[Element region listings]
▬▬▬▬▬▬▬▬▬▬

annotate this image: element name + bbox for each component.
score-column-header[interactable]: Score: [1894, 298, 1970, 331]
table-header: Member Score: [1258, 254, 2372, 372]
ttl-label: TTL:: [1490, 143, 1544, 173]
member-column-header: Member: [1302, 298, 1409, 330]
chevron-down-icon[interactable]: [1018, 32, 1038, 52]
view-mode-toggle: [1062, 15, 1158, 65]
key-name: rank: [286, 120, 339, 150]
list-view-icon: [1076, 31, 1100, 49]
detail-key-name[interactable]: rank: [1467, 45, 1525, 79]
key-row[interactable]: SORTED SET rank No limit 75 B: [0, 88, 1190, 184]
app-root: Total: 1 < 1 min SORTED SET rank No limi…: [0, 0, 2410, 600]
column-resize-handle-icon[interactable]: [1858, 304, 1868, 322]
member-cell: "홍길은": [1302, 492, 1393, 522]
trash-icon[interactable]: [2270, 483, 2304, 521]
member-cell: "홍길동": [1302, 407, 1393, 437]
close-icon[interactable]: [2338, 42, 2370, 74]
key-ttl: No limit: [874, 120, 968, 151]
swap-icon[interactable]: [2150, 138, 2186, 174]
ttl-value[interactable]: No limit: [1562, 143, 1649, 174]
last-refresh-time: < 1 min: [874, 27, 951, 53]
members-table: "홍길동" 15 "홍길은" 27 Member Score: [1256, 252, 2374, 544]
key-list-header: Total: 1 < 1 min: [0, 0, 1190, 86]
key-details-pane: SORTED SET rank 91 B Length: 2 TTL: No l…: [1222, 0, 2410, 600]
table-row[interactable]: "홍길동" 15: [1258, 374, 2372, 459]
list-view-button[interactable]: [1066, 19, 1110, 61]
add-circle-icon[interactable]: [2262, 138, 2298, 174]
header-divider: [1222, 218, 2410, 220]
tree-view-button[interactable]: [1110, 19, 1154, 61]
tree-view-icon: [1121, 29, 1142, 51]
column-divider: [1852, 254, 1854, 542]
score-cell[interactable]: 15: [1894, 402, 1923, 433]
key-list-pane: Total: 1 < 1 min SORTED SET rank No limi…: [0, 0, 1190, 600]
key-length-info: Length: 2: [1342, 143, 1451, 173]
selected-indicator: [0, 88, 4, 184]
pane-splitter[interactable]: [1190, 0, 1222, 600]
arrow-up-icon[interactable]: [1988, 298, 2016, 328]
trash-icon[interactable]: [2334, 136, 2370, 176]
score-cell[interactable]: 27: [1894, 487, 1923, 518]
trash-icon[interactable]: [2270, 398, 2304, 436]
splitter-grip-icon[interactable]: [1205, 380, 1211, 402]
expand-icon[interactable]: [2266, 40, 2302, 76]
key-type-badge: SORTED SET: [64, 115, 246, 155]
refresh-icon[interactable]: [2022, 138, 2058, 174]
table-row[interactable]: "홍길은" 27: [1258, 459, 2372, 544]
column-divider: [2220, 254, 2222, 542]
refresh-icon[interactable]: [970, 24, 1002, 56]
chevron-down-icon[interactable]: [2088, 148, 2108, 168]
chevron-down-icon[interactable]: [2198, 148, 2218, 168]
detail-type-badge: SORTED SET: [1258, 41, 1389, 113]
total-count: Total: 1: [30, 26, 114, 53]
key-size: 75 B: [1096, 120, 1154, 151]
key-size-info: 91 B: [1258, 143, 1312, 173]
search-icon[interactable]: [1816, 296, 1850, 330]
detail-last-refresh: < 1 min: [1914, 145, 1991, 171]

▬▬▬▬▬▬▬▬▬▬

▶ _Written exercise_: Please return every line of the entries above verbatim, leaving each character unchanged.

▶ _Answer_:
annotate this image: element name + bbox for each component.
score-column-header[interactable]: Score: [1894, 298, 1970, 331]
table-header: Member Score: [1258, 254, 2372, 372]
ttl-label: TTL:: [1490, 143, 1544, 173]
member-column-header: Member: [1302, 298, 1409, 330]
chevron-down-icon[interactable]: [1018, 32, 1038, 52]
view-mode-toggle: [1062, 15, 1158, 65]
key-name: rank: [286, 120, 339, 150]
list-view-icon: [1076, 31, 1100, 49]
detail-key-name[interactable]: rank: [1467, 45, 1525, 79]
key-row[interactable]: SORTED SET rank No limit 75 B: [0, 88, 1190, 184]
app-root: Total: 1 < 1 min SORTED SET rank No limi…: [0, 0, 2410, 600]
column-resize-handle-icon[interactable]: [1858, 304, 1868, 322]
member-cell: "홍길은": [1302, 492, 1393, 522]
trash-icon[interactable]: [2270, 483, 2304, 521]
member-cell: "홍길동": [1302, 407, 1393, 437]
close-icon[interactable]: [2338, 42, 2370, 74]
key-ttl: No limit: [874, 120, 968, 151]
swap-icon[interactable]: [2150, 138, 2186, 174]
ttl-value[interactable]: No limit: [1562, 143, 1649, 174]
last-refresh-time: < 1 min: [874, 27, 951, 53]
members-table: "홍길동" 15 "홍길은" 27 Member Score: [1256, 252, 2374, 544]
key-list-header: Total: 1 < 1 min: [0, 0, 1190, 86]
key-details-pane: SORTED SET rank 91 B Length: 2 TTL: No l…: [1222, 0, 2410, 600]
table-row[interactable]: "홍길동" 15: [1258, 374, 2372, 459]
list-view-button[interactable]: [1066, 19, 1110, 61]
add-circle-icon[interactable]: [2262, 138, 2298, 174]
header-divider: [1222, 218, 2410, 220]
tree-view-button[interactable]: [1110, 19, 1154, 61]
tree-view-icon: [1121, 29, 1142, 51]
column-divider: [1852, 254, 1854, 542]
score-cell[interactable]: 15: [1894, 402, 1923, 433]
key-list-pane: Total: 1 < 1 min SORTED SET rank No limi…: [0, 0, 1190, 600]
key-length-info: Length: 2: [1342, 143, 1451, 173]
selected-indicator: [0, 88, 4, 184]
pane-splitter[interactable]: [1190, 0, 1222, 600]
arrow-up-icon[interactable]: [1988, 298, 2016, 328]
trash-icon[interactable]: [2334, 136, 2370, 176]
score-cell[interactable]: 27: [1894, 487, 1923, 518]
trash-icon[interactable]: [2270, 398, 2304, 436]
splitter-grip-icon[interactable]: [1205, 380, 1211, 402]
expand-icon[interactable]: [2266, 40, 2302, 76]
key-type-badge: SORTED SET: [64, 115, 246, 155]
refresh-icon[interactable]: [2022, 138, 2058, 174]
table-row[interactable]: "홍길은" 27: [1258, 459, 2372, 544]
column-divider: [2220, 254, 2222, 542]
refresh-icon[interactable]: [970, 24, 1002, 56]
chevron-down-icon[interactable]: [2088, 148, 2108, 168]
chevron-down-icon[interactable]: [2198, 148, 2218, 168]
detail-type-badge: SORTED SET: [1258, 41, 1389, 113]
total-count: Total: 1: [30, 26, 114, 53]
key-size: 75 B: [1096, 120, 1154, 151]
key-size-info: 91 B: [1258, 143, 1312, 173]
search-icon[interactable]: [1816, 296, 1850, 330]
detail-last-refresh: < 1 min: [1914, 145, 1991, 171]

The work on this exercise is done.